● **Your goal**: Where a line below holds the string "职等你来", copy that line.

(Stored entries)
%%
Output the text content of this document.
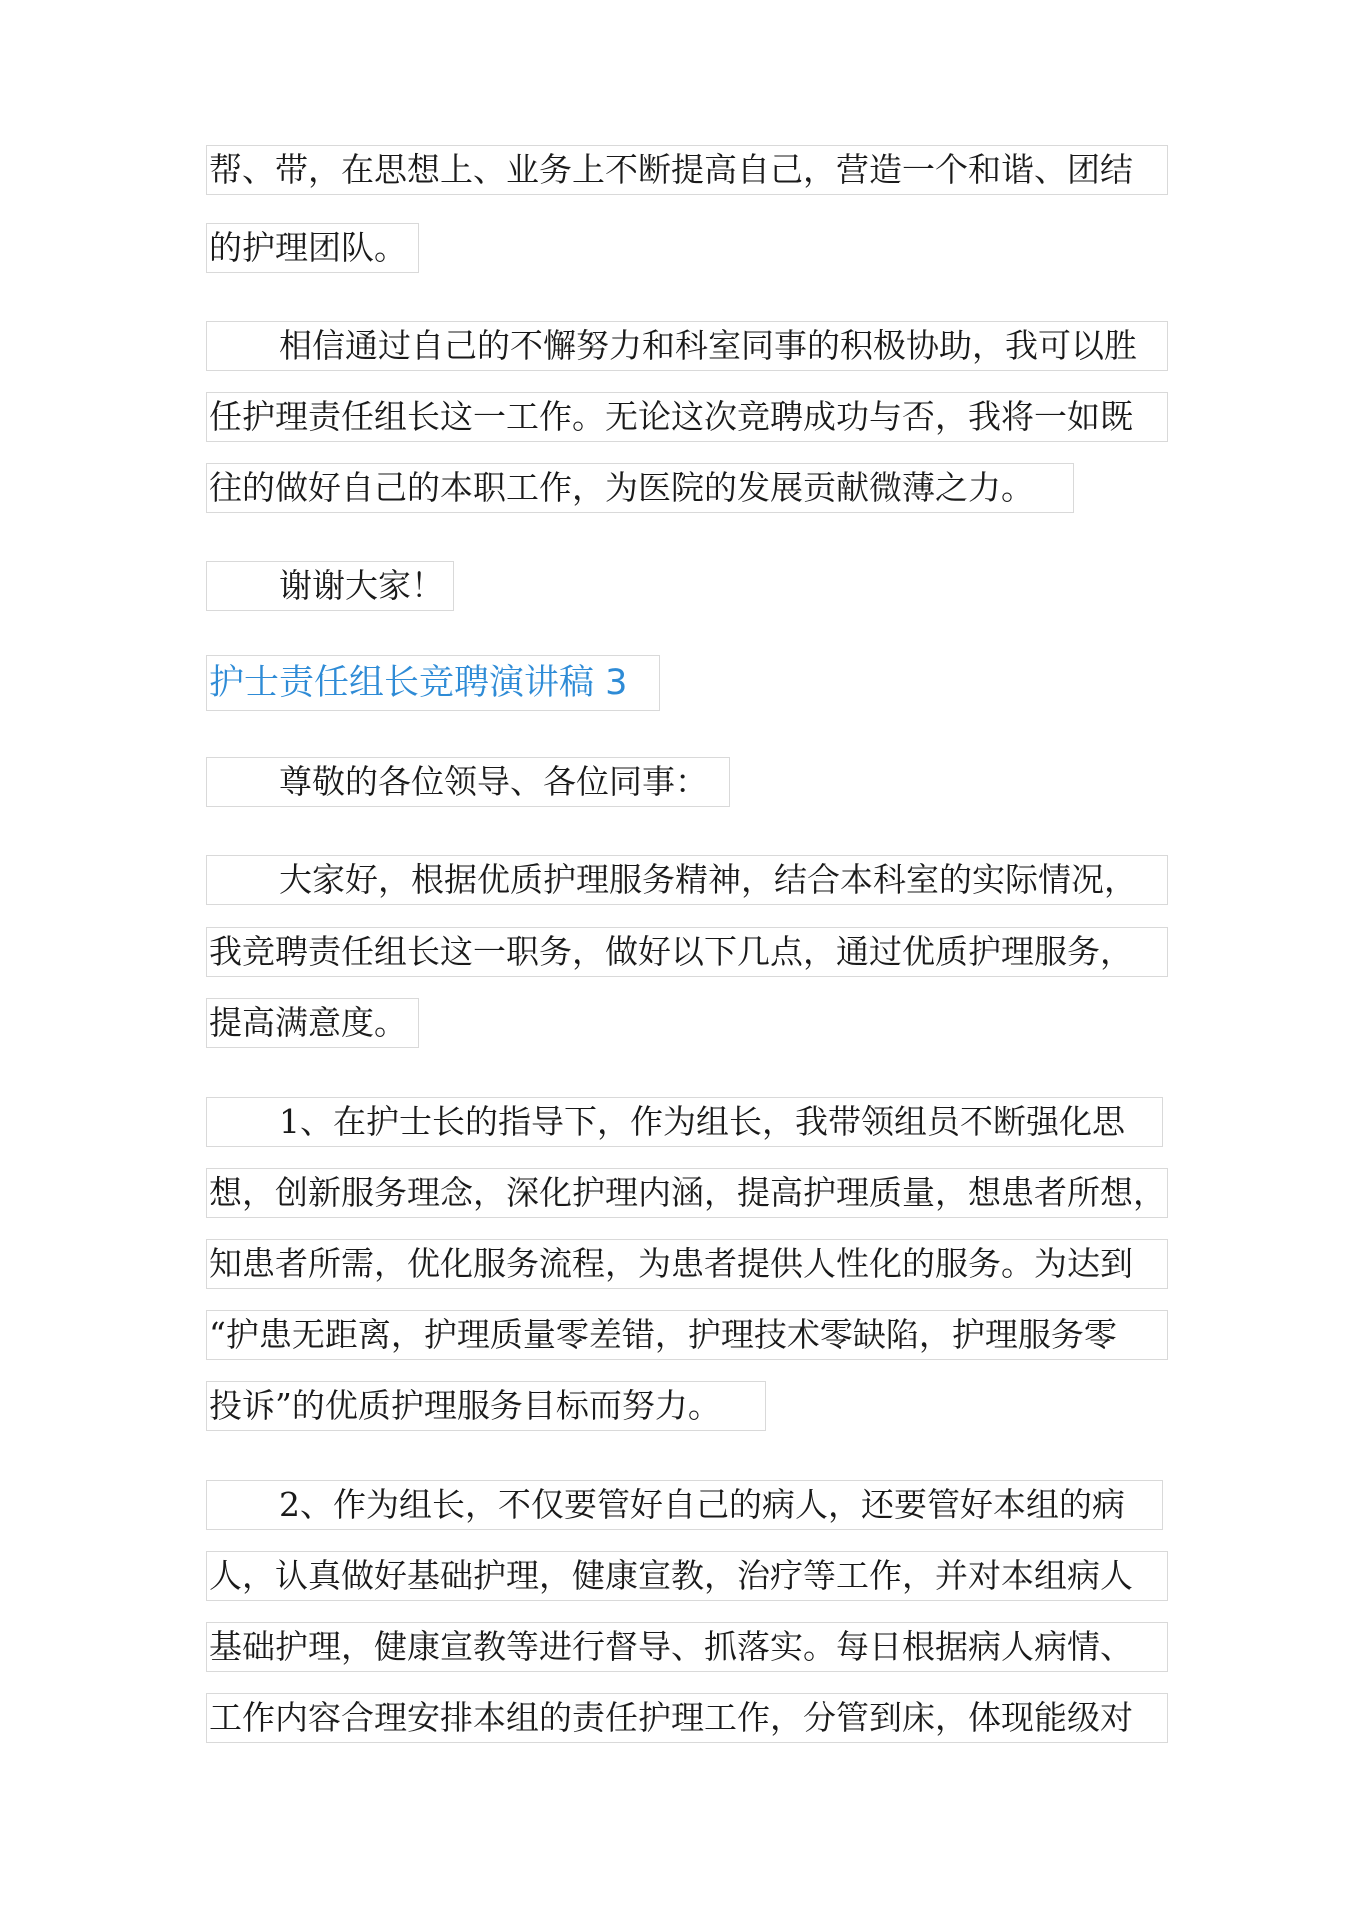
帮、带，在思想上、业务上不断提高自己，营造一个和谐、团结
的护理团队。
相信通过自己的不懈努力和科室同事的积极协助，我可以胜
任护理责任组长这一工作。无论这次竞聘成功与否，我将一如既
往的做好自己的本职工作，为医院的发展贡献微薄之力。
谢谢大家！
护士责任组长竞聘演讲稿 3
尊敬的各位领导、各位同事：
大家好，根据优质护理服务精神，结合本科室的实际情况，
我竞聘责任组长这一职务，做好以下几点，通过优质护理服务，
提高满意度。
1、在护士长的指导下，作为组长，我带领组员不断强化思
想，创新服务理念，深化护理内涵，提高护理质量，想患者所想，
知患者所需，优化服务流程，为患者提供人性化的服务。为达到
“护患无距离，护理质量零差错，护理技术零缺陷，护理服务零
投诉”的优质护理服务目标而努力。
2、作为组长，不仅要管好自己的病人，还要管好本组的病
人，认真做好基础护理，健康宣教，治疗等工作，并对本组病人
基础护理，健康宣教等进行督导、抓落实。每日根据病人病情、
工作内容合理安排本组的责任护理工作，分管到床，体现能级对
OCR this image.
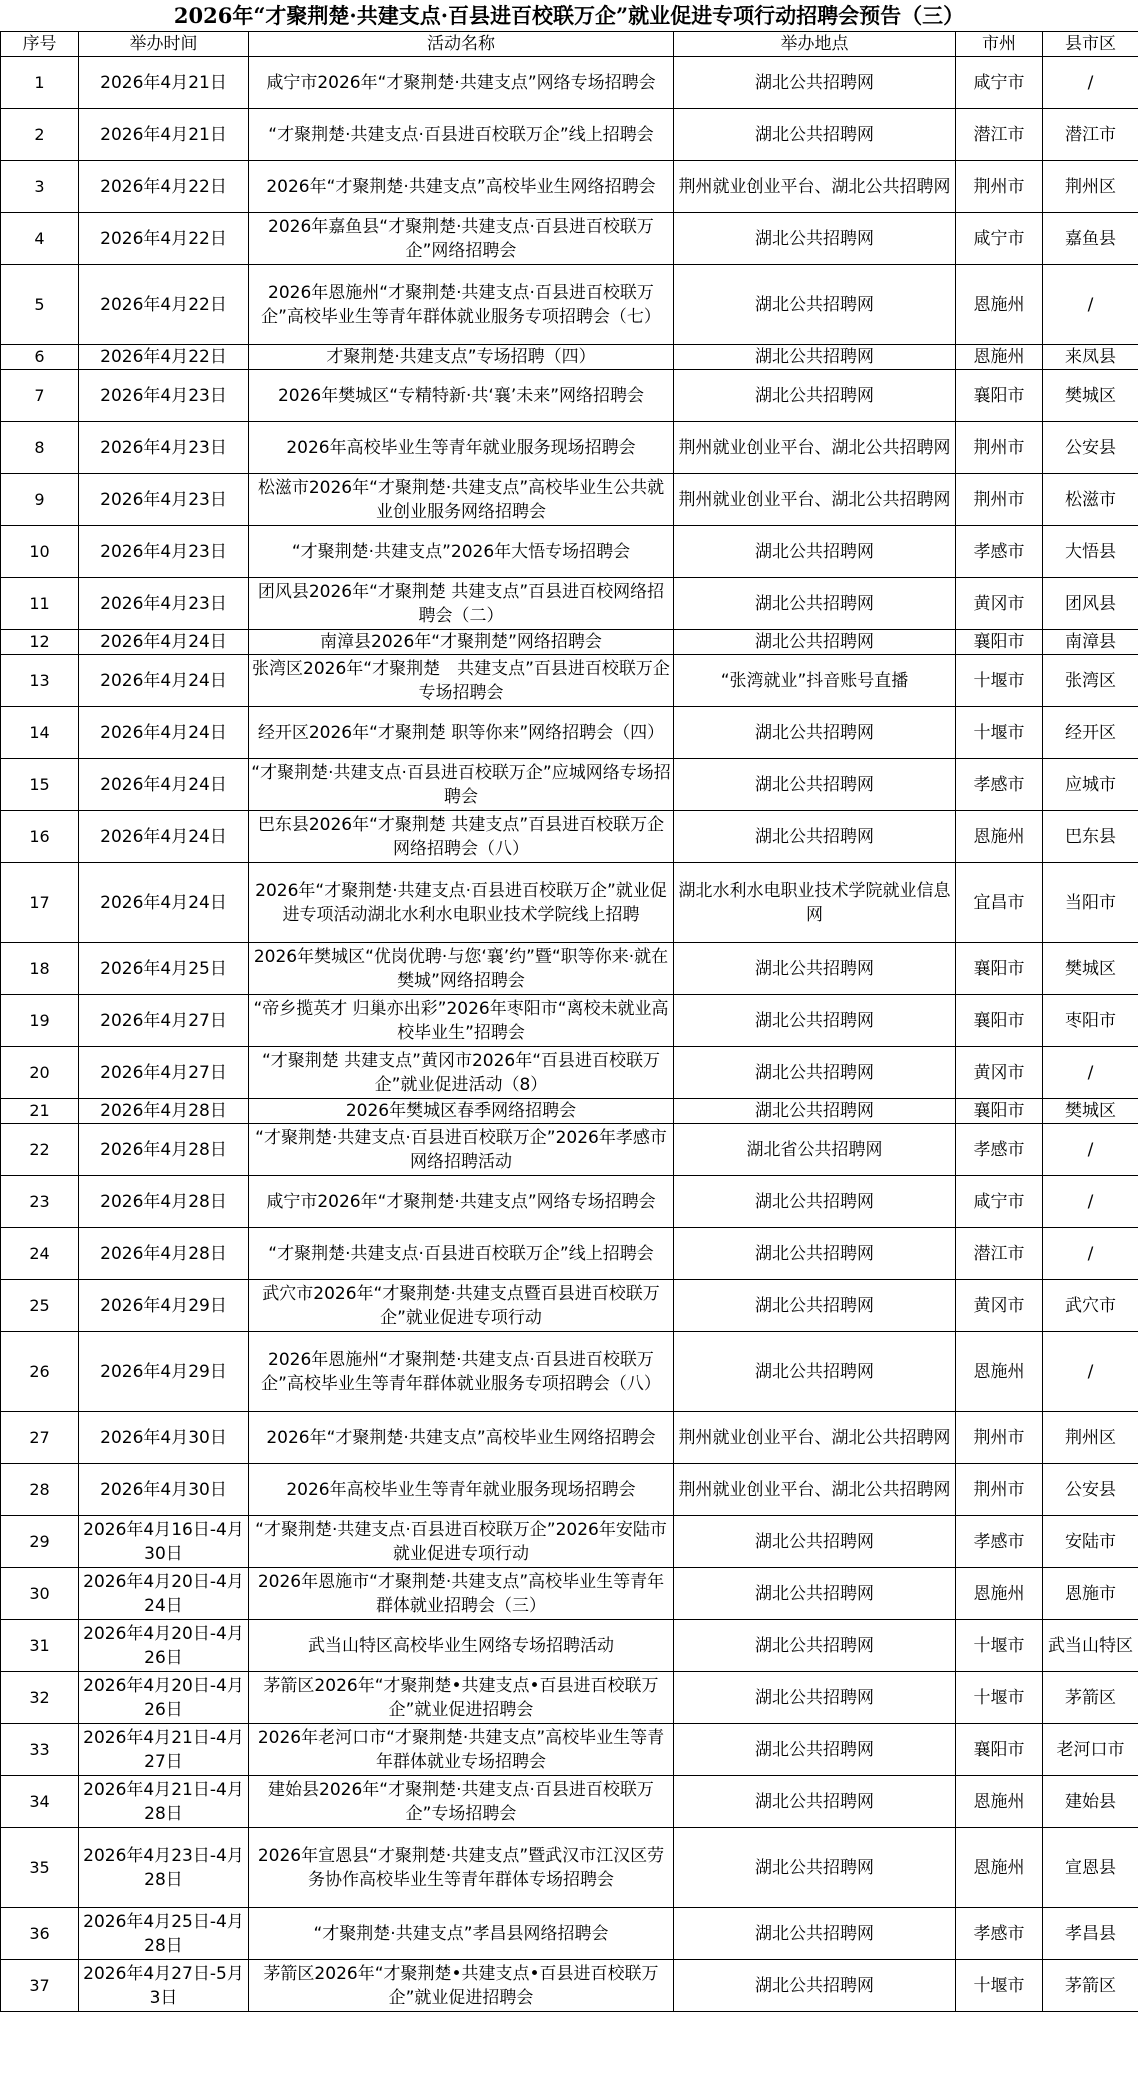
2026年“才聚荆楚·共建支点·百县进百校联万企”就业促进专项行动招聘会预告（三）
序号	举办时间	活动名称	举办地点	市州	县市区
1	2026年4月21日	咸宁市2026年“才聚荆楚·共建支点”网络专场招聘会	湖北公共招聘网	咸宁市	/
2	2026年4月21日	“才聚荆楚·共建支点·百县进百校联万企”线上招聘会	湖北公共招聘网	潜江市	潜江市
3	2026年4月22日	2026年“才聚荆楚·共建支点”高校毕业生网络招聘会	荆州就业创业平台、湖北公共招聘网	荆州市	荆州区
4	2026年4月22日	2026年嘉鱼县“才聚荆楚·共建支点·百县进百校联万企”网络招聘会	湖北公共招聘网	咸宁市	嘉鱼县
5	2026年4月22日	2026年恩施州“才聚荆楚·共建支点·百县进百校联万企”高校毕业生等青年群体就业服务专项招聘会（七）	湖北公共招聘网	恩施州	/
6	2026年4月22日	才聚荆楚·共建支点”专场招聘（四）	湖北公共招聘网	恩施州	来凤县
7	2026年4月23日	2026年樊城区“专精特新·共‘襄’未来”网络招聘会	湖北公共招聘网	襄阳市	樊城区
8	2026年4月23日	2026年高校毕业生等青年就业服务现场招聘会	荆州就业创业平台、湖北公共招聘网	荆州市	公安县
9	2026年4月23日	松滋市2026年“才聚荆楚·共建支点”高校毕业生公共就业创业服务网络招聘会	荆州就业创业平台、湖北公共招聘网	荆州市	松滋市
10	2026年4月23日	“才聚荆楚·共建支点”2026年大悟专场招聘会	湖北公共招聘网	孝感市	大悟县
11	2026年4月23日	团风县2026年“才聚荆楚 共建支点”百县进百校网络招聘会（二）	湖北公共招聘网	黄冈市	团风县
12	2026年4月24日	南漳县2026年“才聚荆楚”网络招聘会	湖北公共招聘网	襄阳市	南漳县
13	2026年4月24日	张湾区2026年“才聚荆楚　共建支点”百县进百校联万企专场招聘会	“张湾就业”抖音账号直播	十堰市	张湾区
14	2026年4月24日	经开区2026年“才聚荆楚 职等你来”网络招聘会（四）	湖北公共招聘网	十堰市	经开区
15	2026年4月24日	“才聚荆楚·共建支点·百县进百校联万企”应城网络专场招聘会	湖北公共招聘网	孝感市	应城市
16	2026年4月24日	巴东县2026年“才聚荆楚 共建支点”百县进百校联万企网络招聘会（八）	湖北公共招聘网	恩施州	巴东县
17	2026年4月24日	2026年“才聚荆楚·共建支点·百县进百校联万企”就业促进专项活动湖北水利水电职业技术学院线上招聘	湖北水利水电职业技术学院就业信息网	宜昌市	当阳市
18	2026年4月25日	2026年樊城区“优岗优聘·与您‘襄’约”暨“职等你来·就在樊城”网络招聘会	湖北公共招聘网	襄阳市	樊城区
19	2026年4月27日	“帝乡揽英才 归巢亦出彩”2026年枣阳市“离校未就业高校毕业生”招聘会	湖北公共招聘网	襄阳市	枣阳市
20	2026年4月27日	“才聚荆楚 共建支点”黄冈市2026年“百县进百校联万企”就业促进活动（8）	湖北公共招聘网	黄冈市	/
21	2026年4月28日	2026年樊城区春季网络招聘会	湖北公共招聘网	襄阳市	樊城区
22	2026年4月28日	“才聚荆楚·共建支点·百县进百校联万企”2026年孝感市网络招聘活动	湖北省公共招聘网	孝感市	/
23	2026年4月28日	咸宁市2026年“才聚荆楚·共建支点”网络专场招聘会	湖北公共招聘网	咸宁市	/
24	2026年4月28日	“才聚荆楚·共建支点·百县进百校联万企”线上招聘会	湖北公共招聘网	潜江市	/
25	2026年4月29日	武穴市2026年“才聚荆楚·共建支点暨百县进百校联万企”就业促进专项行动	湖北公共招聘网	黄冈市	武穴市
26	2026年4月29日	2026年恩施州“才聚荆楚·共建支点·百县进百校联万企”高校毕业生等青年群体就业服务专项招聘会（八）	湖北公共招聘网	恩施州	/
27	2026年4月30日	2026年“才聚荆楚·共建支点”高校毕业生网络招聘会	荆州就业创业平台、湖北公共招聘网	荆州市	荆州区
28	2026年4月30日	2026年高校毕业生等青年就业服务现场招聘会	荆州就业创业平台、湖北公共招聘网	荆州市	公安县
29	2026年4月16日-4月30日	“才聚荆楚·共建支点·百县进百校联万企”2026年安陆市就业促进专项行动	湖北公共招聘网	孝感市	安陆市
30	2026年4月20日-4月24日	2026年恩施市“才聚荆楚·共建支点”高校毕业生等青年群体就业招聘会（三）	湖北公共招聘网	恩施州	恩施市
31	2026年4月20日-4月26日	武当山特区高校毕业生网络专场招聘活动	湖北公共招聘网	十堰市	武当山特区
32	2026年4月20日-4月26日	茅箭区2026年“才聚荆楚•共建支点•百县进百校联万企”就业促进招聘会	湖北公共招聘网	十堰市	茅箭区
33	2026年4月21日-4月27日	2026年老河口市“才聚荆楚·共建支点”高校毕业生等青年群体就业专场招聘会	湖北公共招聘网	襄阳市	老河口市
34	2026年4月21日-4月28日	建始县2026年“才聚荆楚·共建支点·百县进百校联万企”专场招聘会	湖北公共招聘网	恩施州	建始县
35	2026年4月23日-4月28日	2026年宣恩县“才聚荆楚·共建支点”暨武汉市江汉区劳务协作高校毕业生等青年群体专场招聘会	湖北公共招聘网	恩施州	宣恩县
36	2026年4月25日-4月28日	“才聚荆楚·共建支点”孝昌县网络招聘会	湖北公共招聘网	孝感市	孝昌县
37	2026年4月27日-5月3日	茅箭区2026年“才聚荆楚•共建支点•百县进百校联万企”就业促进招聘会	湖北公共招聘网	十堰市	茅箭区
%%
● **Solution**:
14	2026年4月24日	经开区2026年“才聚荆楚 职等你来”网络招聘会（四）	湖北公共招聘网	十堰市	经开区
18	2026年4月25日	2026年樊城区“优岗优聘·与您‘襄’约”暨“职等你来·就在樊城”网络招聘会	湖北公共招聘网	襄阳市	樊城区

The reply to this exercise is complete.